§ WHAT IS BEING ASKED: Print all of the entries below line for line, without changing anything.

○ ○ ○

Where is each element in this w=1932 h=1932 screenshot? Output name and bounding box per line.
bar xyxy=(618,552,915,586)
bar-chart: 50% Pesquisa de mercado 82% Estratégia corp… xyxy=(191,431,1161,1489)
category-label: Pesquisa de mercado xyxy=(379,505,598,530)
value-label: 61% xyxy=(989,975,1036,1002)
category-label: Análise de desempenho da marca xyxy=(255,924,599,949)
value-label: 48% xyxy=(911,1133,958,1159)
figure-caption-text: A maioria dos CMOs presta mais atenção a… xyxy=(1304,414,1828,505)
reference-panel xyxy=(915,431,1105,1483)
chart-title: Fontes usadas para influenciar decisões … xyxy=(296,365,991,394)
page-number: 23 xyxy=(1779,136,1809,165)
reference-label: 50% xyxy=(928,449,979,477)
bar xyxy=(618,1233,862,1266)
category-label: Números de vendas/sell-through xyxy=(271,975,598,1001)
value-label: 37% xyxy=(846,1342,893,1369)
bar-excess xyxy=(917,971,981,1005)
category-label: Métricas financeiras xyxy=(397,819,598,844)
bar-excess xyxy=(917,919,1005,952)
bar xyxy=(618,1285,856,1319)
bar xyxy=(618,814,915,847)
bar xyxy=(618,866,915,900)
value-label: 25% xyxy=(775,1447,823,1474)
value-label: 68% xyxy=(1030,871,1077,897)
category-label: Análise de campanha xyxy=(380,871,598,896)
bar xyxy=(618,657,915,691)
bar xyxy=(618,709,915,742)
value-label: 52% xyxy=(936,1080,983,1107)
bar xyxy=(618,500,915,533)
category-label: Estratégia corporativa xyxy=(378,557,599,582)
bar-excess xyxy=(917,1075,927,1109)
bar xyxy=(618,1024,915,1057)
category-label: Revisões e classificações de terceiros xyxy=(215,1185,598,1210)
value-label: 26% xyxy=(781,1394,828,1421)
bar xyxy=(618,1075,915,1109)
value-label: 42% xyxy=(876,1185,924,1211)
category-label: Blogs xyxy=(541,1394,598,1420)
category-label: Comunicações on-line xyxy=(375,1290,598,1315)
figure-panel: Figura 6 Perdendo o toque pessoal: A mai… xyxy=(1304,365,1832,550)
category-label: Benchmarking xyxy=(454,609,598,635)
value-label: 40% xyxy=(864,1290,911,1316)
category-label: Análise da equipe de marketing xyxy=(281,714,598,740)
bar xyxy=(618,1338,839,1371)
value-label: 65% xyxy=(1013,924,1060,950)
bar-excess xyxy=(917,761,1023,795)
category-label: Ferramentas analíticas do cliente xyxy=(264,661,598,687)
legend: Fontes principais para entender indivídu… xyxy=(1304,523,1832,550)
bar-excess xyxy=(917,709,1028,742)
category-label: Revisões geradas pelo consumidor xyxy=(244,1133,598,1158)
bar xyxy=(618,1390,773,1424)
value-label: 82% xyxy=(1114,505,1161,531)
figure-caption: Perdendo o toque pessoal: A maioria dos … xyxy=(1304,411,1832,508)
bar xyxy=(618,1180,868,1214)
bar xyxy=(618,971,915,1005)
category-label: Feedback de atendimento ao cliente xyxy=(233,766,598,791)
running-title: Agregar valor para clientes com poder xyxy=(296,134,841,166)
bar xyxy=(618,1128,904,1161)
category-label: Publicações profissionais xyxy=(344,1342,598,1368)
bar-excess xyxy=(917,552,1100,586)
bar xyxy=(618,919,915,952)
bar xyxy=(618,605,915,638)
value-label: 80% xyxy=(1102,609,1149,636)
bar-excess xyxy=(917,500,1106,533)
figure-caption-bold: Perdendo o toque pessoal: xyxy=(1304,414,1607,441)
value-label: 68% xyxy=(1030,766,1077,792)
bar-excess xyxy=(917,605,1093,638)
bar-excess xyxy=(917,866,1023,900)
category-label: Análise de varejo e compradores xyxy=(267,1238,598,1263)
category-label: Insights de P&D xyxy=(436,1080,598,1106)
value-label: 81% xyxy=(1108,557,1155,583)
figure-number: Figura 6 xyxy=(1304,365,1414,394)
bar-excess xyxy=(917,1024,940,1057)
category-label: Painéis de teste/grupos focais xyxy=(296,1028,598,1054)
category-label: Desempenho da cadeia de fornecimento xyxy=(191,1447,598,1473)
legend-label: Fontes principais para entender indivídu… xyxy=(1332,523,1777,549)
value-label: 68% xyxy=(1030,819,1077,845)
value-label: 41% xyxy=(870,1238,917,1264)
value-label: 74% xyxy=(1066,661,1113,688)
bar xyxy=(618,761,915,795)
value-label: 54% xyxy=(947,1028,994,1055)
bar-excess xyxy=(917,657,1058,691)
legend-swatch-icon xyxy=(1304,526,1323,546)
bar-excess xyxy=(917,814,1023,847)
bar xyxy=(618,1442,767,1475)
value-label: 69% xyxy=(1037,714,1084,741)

○ ○ ○

§ TASK ANSWER:
Where is each element in this w=1932 h=1932 screenshot? Output name and bounding box per line.
bar xyxy=(618,552,915,586)
bar-chart: 50% Pesquisa de mercado 82% Estratégia corp… xyxy=(191,431,1161,1489)
category-label: Pesquisa de mercado xyxy=(379,505,598,530)
value-label: 61% xyxy=(989,975,1036,1002)
category-label: Análise de desempenho da marca xyxy=(255,924,599,949)
value-label: 48% xyxy=(911,1133,958,1159)
figure-caption-text: A maioria dos CMOs presta mais atenção a… xyxy=(1304,414,1828,505)
reference-panel xyxy=(915,431,1105,1483)
chart-title: Fontes usadas para influenciar decisões … xyxy=(296,365,991,394)
page-number: 23 xyxy=(1779,136,1809,165)
reference-label: 50% xyxy=(928,449,979,477)
bar xyxy=(618,1233,862,1266)
category-label: Números de vendas/sell-through xyxy=(271,975,598,1001)
value-label: 37% xyxy=(846,1342,893,1369)
bar-excess xyxy=(917,971,981,1005)
category-label: Métricas financeiras xyxy=(397,819,598,844)
bar-excess xyxy=(917,919,1005,952)
bar xyxy=(618,1285,856,1319)
bar xyxy=(618,814,915,847)
bar xyxy=(618,866,915,900)
value-label: 25% xyxy=(775,1447,823,1474)
value-label: 68% xyxy=(1030,871,1077,897)
category-label: Análise de campanha xyxy=(380,871,598,896)
bar xyxy=(618,657,915,691)
bar xyxy=(618,709,915,742)
value-label: 52% xyxy=(936,1080,983,1107)
bar xyxy=(618,500,915,533)
category-label: Estratégia corporativa xyxy=(378,557,599,582)
bar-excess xyxy=(917,1075,927,1109)
bar xyxy=(618,1024,915,1057)
category-label: Revisões e classificações de terceiros xyxy=(215,1185,598,1210)
value-label: 26% xyxy=(781,1394,828,1421)
bar xyxy=(618,1075,915,1109)
value-label: 42% xyxy=(876,1185,924,1211)
category-label: Blogs xyxy=(541,1394,598,1420)
category-label: Comunicações on-line xyxy=(375,1290,598,1315)
figure-panel: Figura 6 Perdendo o toque pessoal: A mai… xyxy=(1304,365,1832,550)
category-label: Benchmarking xyxy=(454,609,598,635)
value-label: 40% xyxy=(864,1290,911,1316)
category-label: Análise da equipe de marketing xyxy=(281,714,598,740)
bar xyxy=(618,1338,839,1371)
value-label: 65% xyxy=(1013,924,1060,950)
bar-excess xyxy=(917,761,1023,795)
category-label: Ferramentas analíticas do cliente xyxy=(264,661,598,687)
legend: Fontes principais para entender indivídu… xyxy=(1304,523,1832,550)
bar-excess xyxy=(917,709,1028,742)
category-label: Revisões geradas pelo consumidor xyxy=(244,1133,598,1158)
bar xyxy=(618,1390,773,1424)
value-label: 82% xyxy=(1114,505,1161,531)
figure-caption: Perdendo o toque pessoal: A maioria dos … xyxy=(1304,411,1832,508)
bar xyxy=(618,1180,868,1214)
bar xyxy=(618,971,915,1005)
category-label: Feedback de atendimento ao cliente xyxy=(233,766,598,791)
running-title: Agregar valor para clientes com poder xyxy=(296,134,841,166)
bar xyxy=(618,1128,904,1161)
category-label: Publicações profissionais xyxy=(344,1342,598,1368)
bar-excess xyxy=(917,552,1100,586)
bar xyxy=(618,919,915,952)
bar xyxy=(618,605,915,638)
value-label: 80% xyxy=(1102,609,1149,636)
bar-excess xyxy=(917,500,1106,533)
figure-caption-bold: Perdendo o toque pessoal: xyxy=(1304,414,1607,441)
value-label: 68% xyxy=(1030,766,1077,792)
bar-excess xyxy=(917,605,1093,638)
bar-excess xyxy=(917,866,1023,900)
category-label: Análise de varejo e compradores xyxy=(267,1238,598,1263)
category-label: Insights de P&D xyxy=(436,1080,598,1106)
value-label: 81% xyxy=(1108,557,1155,583)
figure-number: Figura 6 xyxy=(1304,365,1414,394)
bar-excess xyxy=(917,1024,940,1057)
category-label: Painéis de teste/grupos focais xyxy=(296,1028,598,1054)
category-label: Desempenho da cadeia de fornecimento xyxy=(191,1447,598,1473)
legend-label: Fontes principais para entender indivídu… xyxy=(1332,523,1777,549)
value-label: 68% xyxy=(1030,819,1077,845)
value-label: 41% xyxy=(870,1238,917,1264)
value-label: 74% xyxy=(1066,661,1113,688)
bar xyxy=(618,761,915,795)
value-label: 54% xyxy=(947,1028,994,1055)
bar-excess xyxy=(917,657,1058,691)
legend-swatch-icon xyxy=(1304,526,1323,546)
bar-excess xyxy=(917,814,1023,847)
bar xyxy=(618,1442,767,1475)
value-label: 69% xyxy=(1037,714,1084,741)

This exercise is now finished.